=== DATA SHOWN ===
******************************

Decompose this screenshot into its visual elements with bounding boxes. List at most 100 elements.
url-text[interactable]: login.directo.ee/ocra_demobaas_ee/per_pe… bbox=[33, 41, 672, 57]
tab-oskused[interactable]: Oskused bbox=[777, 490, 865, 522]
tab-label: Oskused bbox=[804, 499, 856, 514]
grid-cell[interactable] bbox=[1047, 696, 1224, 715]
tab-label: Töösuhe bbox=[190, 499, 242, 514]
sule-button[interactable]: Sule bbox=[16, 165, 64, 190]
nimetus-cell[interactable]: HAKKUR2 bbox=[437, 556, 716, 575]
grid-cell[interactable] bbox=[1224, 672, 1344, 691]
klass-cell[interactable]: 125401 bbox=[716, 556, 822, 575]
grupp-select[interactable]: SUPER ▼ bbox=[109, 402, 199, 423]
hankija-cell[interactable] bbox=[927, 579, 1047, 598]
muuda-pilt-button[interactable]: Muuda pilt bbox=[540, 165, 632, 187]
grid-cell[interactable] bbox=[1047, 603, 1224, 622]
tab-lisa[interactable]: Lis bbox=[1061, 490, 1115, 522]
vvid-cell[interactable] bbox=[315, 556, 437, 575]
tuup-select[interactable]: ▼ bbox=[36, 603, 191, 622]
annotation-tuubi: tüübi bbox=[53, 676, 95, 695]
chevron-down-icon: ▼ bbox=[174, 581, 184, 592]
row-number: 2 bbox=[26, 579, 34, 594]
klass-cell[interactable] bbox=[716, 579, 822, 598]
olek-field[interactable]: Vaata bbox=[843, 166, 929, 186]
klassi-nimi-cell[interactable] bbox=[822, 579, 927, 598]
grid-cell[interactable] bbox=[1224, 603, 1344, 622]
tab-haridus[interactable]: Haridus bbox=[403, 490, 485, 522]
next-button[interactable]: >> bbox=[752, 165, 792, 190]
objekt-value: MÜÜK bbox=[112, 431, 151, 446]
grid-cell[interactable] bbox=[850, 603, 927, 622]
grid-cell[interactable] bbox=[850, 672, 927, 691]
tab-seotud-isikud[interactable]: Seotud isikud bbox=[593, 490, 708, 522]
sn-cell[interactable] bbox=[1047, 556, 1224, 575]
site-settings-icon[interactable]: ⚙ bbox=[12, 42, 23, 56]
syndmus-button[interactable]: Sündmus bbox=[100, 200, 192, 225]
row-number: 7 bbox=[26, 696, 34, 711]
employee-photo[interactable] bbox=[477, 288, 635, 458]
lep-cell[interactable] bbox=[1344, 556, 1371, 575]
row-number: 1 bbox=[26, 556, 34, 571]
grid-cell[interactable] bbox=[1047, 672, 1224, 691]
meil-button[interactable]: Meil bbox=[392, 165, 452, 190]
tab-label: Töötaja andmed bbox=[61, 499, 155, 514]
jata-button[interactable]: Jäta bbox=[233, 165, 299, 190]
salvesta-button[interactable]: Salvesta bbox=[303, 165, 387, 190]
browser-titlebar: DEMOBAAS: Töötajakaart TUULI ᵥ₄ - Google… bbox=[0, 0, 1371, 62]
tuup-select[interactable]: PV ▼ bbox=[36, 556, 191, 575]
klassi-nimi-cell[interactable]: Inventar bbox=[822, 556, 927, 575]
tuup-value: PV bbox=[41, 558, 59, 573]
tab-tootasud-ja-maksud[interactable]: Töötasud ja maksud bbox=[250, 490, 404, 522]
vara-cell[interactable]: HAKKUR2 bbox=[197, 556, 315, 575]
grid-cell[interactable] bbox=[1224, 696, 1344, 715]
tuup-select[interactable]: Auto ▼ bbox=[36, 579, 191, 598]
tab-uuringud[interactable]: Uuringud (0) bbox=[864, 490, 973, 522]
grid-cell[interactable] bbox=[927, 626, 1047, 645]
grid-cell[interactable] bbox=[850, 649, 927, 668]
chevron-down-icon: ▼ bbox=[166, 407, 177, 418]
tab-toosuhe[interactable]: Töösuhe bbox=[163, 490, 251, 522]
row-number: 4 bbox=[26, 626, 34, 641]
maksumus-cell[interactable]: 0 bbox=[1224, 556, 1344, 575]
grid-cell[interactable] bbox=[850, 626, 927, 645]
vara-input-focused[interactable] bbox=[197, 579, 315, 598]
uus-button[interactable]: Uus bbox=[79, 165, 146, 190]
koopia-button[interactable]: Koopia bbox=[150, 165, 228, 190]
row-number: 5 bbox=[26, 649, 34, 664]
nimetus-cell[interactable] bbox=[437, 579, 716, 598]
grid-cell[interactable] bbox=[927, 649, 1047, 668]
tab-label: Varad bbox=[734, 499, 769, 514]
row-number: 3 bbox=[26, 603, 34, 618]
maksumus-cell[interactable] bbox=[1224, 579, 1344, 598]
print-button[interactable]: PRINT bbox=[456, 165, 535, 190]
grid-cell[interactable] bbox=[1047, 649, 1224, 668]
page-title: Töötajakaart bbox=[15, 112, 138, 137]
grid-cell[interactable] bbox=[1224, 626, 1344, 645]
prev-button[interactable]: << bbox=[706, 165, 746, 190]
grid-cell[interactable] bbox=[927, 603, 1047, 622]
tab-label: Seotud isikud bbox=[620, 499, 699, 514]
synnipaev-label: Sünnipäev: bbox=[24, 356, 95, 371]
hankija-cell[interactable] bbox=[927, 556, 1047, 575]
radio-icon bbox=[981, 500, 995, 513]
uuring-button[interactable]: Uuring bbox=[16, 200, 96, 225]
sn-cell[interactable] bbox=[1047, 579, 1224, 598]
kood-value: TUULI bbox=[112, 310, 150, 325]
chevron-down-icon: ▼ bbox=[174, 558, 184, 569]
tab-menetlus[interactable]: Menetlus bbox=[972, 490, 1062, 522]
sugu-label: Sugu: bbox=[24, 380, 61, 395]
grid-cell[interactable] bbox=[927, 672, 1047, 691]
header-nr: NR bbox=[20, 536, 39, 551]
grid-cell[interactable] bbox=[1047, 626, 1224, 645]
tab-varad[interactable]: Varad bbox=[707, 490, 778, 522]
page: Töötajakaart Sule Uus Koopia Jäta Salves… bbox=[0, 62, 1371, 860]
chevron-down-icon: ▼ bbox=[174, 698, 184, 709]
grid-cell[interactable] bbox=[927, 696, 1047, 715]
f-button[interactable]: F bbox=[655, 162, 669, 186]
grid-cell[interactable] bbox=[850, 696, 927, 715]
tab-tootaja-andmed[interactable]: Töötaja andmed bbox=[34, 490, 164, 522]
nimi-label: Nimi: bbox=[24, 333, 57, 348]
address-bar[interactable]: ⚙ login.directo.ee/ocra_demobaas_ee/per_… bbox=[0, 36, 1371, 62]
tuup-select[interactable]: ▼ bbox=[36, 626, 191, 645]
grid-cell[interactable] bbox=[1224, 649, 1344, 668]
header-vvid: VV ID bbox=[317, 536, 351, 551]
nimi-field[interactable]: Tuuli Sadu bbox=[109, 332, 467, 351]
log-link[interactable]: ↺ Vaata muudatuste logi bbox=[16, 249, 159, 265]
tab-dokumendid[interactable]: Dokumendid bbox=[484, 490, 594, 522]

******************************

=== TASK DESCRIPTION ===
Please render the rows from the start through the line containing "sule-button[interactable]: Sule bbox=[16, 165, 64, 190]" as a Markdown table with the columns No. and Line, leaving out blank lines.

=== SOLUTION TO THE EXERCISE ===
| No. | Line |
|---|---|
| 1 | Decompose this screenshot into its visual elements with bounding boxes. List at most 100 elements. |
| 2 | url-text[interactable]: login.directo.ee/ocra_demobaas_ee/per_pe… bbox=[33, 41, 672, 57] |
| 3 | tab-oskused[interactable]: Oskused bbox=[777, 490, 865, 522] |
| 4 | tab-label: Oskused bbox=[804, 499, 856, 514] |
| 5 | grid-cell[interactable] bbox=[1047, 696, 1224, 715] |
| 6 | tab-label: Töösuhe bbox=[190, 499, 242, 514] |
| 7 | sule-button[interactable]: Sule bbox=[16, 165, 64, 190] |